◆ TASK DETAILS:
Scan the data that follows and count the lines with the string "Chwałowice"; answer with the count alone.

====== DATA EXCERPTS ======

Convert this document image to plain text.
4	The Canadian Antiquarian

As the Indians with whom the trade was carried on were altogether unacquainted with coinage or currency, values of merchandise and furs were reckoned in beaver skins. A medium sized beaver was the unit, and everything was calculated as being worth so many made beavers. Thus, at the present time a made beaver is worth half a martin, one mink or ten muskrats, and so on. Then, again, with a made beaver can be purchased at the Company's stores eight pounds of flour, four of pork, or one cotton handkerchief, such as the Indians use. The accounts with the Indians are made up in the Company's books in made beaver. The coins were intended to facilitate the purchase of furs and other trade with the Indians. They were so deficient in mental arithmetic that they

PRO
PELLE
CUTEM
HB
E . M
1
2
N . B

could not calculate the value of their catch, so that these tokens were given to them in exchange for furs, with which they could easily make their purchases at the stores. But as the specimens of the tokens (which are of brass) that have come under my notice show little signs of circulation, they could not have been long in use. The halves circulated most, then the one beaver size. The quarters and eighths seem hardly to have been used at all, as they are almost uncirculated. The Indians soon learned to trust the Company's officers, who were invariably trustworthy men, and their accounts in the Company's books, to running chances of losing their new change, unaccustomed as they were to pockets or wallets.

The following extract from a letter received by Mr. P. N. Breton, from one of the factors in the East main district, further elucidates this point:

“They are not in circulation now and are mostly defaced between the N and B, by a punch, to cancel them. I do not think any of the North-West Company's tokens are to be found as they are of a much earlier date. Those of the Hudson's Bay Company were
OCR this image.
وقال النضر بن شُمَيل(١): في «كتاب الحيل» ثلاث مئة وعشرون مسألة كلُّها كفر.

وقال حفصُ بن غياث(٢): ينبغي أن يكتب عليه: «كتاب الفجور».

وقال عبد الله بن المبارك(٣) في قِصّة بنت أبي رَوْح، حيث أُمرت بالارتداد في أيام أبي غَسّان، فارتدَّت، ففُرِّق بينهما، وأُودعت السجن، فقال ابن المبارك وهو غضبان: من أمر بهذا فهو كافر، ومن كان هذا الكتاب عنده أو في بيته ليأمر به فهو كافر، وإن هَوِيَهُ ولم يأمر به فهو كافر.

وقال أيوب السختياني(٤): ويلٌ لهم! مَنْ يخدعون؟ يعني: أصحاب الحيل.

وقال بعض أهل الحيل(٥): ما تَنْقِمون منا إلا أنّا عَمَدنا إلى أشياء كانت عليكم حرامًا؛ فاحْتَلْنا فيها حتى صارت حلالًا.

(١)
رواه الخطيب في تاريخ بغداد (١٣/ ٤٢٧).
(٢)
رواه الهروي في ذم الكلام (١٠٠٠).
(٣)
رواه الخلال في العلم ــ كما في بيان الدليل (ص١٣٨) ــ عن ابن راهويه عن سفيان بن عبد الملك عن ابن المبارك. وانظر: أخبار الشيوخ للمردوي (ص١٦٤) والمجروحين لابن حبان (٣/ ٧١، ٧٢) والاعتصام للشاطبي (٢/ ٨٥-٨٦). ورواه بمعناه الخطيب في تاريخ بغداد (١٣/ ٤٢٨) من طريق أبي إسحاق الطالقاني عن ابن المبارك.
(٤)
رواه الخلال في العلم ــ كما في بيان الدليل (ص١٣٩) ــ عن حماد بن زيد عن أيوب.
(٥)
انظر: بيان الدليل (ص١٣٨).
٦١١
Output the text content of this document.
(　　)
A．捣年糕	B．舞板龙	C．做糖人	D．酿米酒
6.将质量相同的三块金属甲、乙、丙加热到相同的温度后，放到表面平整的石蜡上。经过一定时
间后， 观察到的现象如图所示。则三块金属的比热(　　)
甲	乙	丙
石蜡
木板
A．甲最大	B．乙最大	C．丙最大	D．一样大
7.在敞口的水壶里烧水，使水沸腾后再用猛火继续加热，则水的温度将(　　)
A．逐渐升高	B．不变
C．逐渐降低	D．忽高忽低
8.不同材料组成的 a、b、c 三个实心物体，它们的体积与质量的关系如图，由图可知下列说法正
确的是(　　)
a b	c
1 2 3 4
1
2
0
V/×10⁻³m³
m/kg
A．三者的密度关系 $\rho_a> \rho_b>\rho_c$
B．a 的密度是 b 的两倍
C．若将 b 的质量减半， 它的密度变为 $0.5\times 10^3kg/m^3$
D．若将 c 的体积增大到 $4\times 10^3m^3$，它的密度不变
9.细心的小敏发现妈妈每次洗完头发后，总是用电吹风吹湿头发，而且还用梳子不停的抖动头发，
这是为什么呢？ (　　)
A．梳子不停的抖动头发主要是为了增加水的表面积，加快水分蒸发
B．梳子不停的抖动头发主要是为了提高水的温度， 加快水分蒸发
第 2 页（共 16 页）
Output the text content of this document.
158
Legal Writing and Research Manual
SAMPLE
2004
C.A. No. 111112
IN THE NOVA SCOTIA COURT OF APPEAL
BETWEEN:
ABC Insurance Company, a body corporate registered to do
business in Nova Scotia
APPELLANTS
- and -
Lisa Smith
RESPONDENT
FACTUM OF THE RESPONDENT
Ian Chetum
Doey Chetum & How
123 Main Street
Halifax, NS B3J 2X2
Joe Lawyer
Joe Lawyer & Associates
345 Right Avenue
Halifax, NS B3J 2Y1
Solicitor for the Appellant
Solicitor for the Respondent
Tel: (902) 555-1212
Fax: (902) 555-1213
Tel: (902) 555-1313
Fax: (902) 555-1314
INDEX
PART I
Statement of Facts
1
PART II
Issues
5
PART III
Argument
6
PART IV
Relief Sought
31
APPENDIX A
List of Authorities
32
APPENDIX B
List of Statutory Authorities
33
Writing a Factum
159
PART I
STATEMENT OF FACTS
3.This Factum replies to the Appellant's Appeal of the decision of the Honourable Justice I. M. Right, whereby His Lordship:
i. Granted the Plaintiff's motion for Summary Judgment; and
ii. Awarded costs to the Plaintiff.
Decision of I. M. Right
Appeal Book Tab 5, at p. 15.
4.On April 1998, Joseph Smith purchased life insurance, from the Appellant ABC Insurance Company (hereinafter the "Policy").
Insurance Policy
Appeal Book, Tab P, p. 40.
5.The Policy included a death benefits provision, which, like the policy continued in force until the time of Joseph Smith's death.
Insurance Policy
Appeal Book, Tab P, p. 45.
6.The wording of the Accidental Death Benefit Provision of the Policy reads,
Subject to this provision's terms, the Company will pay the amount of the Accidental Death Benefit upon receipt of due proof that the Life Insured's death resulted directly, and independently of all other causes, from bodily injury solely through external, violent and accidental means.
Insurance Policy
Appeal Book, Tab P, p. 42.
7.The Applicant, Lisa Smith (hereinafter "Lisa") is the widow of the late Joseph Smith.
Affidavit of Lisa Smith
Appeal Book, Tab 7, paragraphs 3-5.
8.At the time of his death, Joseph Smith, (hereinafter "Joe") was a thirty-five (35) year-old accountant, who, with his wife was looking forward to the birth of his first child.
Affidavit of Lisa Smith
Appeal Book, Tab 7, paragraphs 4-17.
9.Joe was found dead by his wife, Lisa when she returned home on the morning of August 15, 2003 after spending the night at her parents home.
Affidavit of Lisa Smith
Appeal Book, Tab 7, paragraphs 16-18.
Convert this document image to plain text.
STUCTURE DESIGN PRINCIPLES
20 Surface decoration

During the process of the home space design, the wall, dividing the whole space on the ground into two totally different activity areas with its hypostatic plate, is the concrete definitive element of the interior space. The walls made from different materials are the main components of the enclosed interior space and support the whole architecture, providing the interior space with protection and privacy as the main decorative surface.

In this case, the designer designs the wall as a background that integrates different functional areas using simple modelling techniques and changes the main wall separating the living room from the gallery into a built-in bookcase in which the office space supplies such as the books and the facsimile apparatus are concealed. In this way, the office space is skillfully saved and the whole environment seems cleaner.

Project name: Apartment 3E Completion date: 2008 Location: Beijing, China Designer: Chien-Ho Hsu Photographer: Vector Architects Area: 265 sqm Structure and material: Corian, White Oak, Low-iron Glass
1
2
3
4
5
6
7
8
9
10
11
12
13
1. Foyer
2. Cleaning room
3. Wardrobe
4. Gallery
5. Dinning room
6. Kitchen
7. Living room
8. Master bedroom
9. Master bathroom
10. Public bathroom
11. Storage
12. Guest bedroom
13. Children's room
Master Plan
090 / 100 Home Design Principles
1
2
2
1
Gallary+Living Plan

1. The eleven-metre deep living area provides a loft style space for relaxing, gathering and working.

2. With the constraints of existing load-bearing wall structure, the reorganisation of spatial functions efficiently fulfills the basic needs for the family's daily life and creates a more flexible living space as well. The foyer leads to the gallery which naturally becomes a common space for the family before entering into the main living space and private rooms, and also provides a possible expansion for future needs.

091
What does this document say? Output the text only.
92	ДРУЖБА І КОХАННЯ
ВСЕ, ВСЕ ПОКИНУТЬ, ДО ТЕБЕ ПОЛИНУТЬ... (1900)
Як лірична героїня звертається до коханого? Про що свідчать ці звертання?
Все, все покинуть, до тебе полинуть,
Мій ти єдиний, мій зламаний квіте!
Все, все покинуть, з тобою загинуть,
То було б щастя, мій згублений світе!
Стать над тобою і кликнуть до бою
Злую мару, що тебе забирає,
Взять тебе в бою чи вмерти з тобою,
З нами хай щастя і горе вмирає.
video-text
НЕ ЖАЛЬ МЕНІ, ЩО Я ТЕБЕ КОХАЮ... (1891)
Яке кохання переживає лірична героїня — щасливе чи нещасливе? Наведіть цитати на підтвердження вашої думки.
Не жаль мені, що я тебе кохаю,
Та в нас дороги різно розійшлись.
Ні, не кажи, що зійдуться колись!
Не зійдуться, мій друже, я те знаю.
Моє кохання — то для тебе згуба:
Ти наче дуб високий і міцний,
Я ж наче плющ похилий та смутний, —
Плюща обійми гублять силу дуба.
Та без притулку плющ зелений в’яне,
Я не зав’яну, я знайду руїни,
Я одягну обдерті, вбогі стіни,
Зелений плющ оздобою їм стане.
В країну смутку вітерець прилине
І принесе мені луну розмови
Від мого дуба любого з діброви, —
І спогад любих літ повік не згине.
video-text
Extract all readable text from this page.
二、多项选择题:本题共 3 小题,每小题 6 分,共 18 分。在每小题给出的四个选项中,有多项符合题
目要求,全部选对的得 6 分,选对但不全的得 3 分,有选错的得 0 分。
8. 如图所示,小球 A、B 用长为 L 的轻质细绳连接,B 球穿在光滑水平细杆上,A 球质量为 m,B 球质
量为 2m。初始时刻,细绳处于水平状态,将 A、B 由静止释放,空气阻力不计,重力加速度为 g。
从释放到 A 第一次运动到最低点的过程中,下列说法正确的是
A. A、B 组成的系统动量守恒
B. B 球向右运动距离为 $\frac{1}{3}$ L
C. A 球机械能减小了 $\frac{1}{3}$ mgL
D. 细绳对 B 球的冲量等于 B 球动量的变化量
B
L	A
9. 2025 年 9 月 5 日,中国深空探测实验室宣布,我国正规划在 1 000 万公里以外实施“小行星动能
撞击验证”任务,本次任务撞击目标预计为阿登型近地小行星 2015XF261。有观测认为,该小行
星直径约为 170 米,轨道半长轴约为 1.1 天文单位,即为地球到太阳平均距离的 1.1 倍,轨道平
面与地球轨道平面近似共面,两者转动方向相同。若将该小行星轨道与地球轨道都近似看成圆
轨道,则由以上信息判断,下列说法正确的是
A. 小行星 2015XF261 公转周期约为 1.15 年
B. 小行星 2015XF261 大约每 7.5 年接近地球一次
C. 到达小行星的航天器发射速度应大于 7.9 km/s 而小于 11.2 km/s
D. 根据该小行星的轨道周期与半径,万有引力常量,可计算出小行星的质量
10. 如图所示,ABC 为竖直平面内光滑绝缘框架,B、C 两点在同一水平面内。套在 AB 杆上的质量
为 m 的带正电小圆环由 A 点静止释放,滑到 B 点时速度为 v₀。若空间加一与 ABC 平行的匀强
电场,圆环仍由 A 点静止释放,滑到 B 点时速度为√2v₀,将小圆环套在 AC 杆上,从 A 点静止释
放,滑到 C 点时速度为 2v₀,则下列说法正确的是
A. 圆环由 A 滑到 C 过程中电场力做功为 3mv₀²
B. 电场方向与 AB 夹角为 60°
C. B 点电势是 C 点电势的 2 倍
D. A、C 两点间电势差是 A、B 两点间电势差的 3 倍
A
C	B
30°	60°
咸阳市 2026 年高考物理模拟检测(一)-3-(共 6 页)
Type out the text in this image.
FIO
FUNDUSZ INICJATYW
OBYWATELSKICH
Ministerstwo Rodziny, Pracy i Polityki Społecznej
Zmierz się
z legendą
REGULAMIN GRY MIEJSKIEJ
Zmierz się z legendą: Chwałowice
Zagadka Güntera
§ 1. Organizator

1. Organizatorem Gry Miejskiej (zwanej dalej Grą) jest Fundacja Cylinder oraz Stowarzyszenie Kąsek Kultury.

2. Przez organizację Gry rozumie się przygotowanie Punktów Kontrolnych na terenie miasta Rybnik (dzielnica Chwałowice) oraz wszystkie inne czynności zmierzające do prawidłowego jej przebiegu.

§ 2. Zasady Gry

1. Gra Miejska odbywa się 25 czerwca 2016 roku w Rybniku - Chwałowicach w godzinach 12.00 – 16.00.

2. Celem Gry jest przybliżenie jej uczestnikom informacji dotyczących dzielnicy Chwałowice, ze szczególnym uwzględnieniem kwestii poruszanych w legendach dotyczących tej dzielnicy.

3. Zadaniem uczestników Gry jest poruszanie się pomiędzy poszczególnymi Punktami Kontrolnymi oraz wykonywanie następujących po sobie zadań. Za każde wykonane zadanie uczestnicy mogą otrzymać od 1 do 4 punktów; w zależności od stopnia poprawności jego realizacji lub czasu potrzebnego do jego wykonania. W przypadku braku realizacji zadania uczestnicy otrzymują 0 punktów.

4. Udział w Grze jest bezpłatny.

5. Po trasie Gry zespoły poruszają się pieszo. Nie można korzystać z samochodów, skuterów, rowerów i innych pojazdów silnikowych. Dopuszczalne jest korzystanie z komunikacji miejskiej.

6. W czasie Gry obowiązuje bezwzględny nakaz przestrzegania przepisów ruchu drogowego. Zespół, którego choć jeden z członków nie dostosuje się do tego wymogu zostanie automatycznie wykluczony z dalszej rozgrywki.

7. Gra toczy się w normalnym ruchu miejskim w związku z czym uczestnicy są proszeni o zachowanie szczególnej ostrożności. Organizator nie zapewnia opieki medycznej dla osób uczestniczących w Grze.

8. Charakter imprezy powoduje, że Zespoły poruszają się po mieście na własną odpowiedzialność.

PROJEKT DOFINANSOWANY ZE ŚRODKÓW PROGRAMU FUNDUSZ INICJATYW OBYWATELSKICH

======

◆ REPLY TO THE TASK:
3